* **TASK BRIEF**
Write out, without any change, the lines of the data between the line holding "80, 330, 82]" and the line holding "80, 215, 82]", inclusive.

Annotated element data
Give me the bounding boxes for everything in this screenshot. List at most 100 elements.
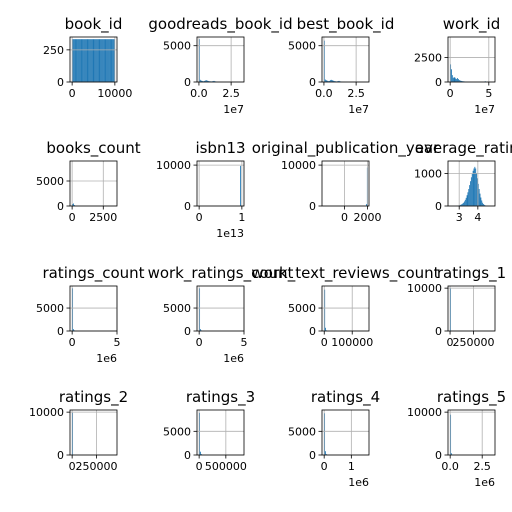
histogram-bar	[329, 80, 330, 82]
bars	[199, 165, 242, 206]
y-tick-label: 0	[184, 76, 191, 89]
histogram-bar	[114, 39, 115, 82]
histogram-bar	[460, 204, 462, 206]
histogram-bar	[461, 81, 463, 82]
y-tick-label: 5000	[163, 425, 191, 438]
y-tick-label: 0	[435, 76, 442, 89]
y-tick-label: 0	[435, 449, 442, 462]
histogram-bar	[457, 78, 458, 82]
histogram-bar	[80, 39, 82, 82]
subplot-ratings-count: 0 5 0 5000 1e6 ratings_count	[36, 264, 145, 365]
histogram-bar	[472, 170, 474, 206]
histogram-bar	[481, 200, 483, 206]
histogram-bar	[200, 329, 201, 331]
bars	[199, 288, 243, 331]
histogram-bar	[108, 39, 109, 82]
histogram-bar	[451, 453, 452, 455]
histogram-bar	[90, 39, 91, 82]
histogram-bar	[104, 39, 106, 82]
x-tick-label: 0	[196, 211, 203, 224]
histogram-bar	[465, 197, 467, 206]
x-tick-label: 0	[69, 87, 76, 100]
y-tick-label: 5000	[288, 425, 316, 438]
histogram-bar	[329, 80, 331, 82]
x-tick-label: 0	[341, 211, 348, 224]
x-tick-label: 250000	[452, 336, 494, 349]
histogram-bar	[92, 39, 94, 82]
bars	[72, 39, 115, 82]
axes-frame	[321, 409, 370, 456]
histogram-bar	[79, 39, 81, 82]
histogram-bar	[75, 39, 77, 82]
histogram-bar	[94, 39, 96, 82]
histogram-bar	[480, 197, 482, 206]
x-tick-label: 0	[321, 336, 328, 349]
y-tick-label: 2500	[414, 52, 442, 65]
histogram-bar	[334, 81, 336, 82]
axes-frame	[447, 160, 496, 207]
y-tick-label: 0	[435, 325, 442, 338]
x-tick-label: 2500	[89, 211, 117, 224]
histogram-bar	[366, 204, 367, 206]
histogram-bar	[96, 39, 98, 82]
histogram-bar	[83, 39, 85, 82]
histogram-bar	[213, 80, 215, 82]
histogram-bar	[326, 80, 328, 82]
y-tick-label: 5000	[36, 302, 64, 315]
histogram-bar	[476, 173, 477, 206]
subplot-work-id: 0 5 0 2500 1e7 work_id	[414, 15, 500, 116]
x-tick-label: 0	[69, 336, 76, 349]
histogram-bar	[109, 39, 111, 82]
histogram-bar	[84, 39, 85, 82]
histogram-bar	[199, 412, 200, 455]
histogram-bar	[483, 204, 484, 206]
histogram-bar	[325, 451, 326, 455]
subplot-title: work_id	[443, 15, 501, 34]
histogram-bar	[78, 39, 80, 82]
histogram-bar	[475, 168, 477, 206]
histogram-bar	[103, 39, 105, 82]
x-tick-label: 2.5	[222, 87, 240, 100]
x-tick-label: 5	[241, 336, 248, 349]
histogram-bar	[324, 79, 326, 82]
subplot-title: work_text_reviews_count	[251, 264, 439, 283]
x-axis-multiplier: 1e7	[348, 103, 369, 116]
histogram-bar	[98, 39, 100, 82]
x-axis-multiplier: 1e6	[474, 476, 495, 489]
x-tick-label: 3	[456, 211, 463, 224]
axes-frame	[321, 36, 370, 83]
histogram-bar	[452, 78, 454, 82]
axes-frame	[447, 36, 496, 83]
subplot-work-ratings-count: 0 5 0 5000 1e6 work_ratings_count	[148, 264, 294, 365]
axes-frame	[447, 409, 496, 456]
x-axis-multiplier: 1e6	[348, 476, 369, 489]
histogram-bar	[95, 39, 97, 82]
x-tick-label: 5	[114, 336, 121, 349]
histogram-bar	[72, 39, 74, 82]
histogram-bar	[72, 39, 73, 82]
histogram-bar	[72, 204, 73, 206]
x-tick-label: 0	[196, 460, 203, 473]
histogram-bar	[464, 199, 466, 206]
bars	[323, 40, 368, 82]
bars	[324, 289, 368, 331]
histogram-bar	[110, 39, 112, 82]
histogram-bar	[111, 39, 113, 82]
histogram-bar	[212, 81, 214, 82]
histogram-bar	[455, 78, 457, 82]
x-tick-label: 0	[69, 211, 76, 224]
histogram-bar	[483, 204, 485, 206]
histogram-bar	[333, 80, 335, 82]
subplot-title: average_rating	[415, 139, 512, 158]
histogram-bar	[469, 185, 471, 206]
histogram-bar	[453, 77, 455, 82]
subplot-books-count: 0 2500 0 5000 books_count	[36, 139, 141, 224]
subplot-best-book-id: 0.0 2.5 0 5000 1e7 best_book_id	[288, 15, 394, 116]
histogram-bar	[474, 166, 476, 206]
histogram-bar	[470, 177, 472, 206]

* **ANSWER BELOW**
histogram-bar	[329, 80, 330, 82]
bars	[199, 165, 242, 206]
y-tick-label: 0	[184, 76, 191, 89]
histogram-bar	[114, 39, 115, 82]
histogram-bar	[460, 204, 462, 206]
histogram-bar	[461, 81, 463, 82]
y-tick-label: 5000	[163, 425, 191, 438]
y-tick-label: 0	[435, 76, 442, 89]
y-tick-label: 0	[435, 449, 442, 462]
histogram-bar	[457, 78, 458, 82]
histogram-bar	[80, 39, 82, 82]
subplot-ratings-count: 0 5 0 5000 1e6 ratings_count	[36, 264, 145, 365]
histogram-bar	[472, 170, 474, 206]
histogram-bar	[481, 200, 483, 206]
histogram-bar	[200, 329, 201, 331]
bars	[199, 288, 243, 331]
histogram-bar	[108, 39, 109, 82]
histogram-bar	[451, 453, 452, 455]
histogram-bar	[90, 39, 91, 82]
histogram-bar	[104, 39, 106, 82]
x-tick-label: 0	[196, 211, 203, 224]
histogram-bar	[465, 197, 467, 206]
x-tick-label: 0	[69, 87, 76, 100]
y-tick-label: 5000	[288, 425, 316, 438]
histogram-bar	[329, 80, 331, 82]
x-tick-label: 0	[341, 211, 348, 224]
x-tick-label: 250000	[452, 336, 494, 349]
histogram-bar	[92, 39, 94, 82]
bars	[72, 39, 115, 82]
axes-frame	[321, 409, 370, 456]
histogram-bar	[79, 39, 81, 82]
histogram-bar	[75, 39, 77, 82]
histogram-bar	[94, 39, 96, 82]
histogram-bar	[480, 197, 482, 206]
x-tick-label: 0	[321, 336, 328, 349]
y-tick-label: 2500	[414, 52, 442, 65]
histogram-bar	[334, 81, 336, 82]
axes-frame	[447, 160, 496, 207]
y-tick-label: 0	[435, 325, 442, 338]
x-tick-label: 2500	[89, 211, 117, 224]
histogram-bar	[366, 204, 367, 206]
histogram-bar	[96, 39, 98, 82]
histogram-bar	[83, 39, 85, 82]
histogram-bar	[213, 80, 215, 82]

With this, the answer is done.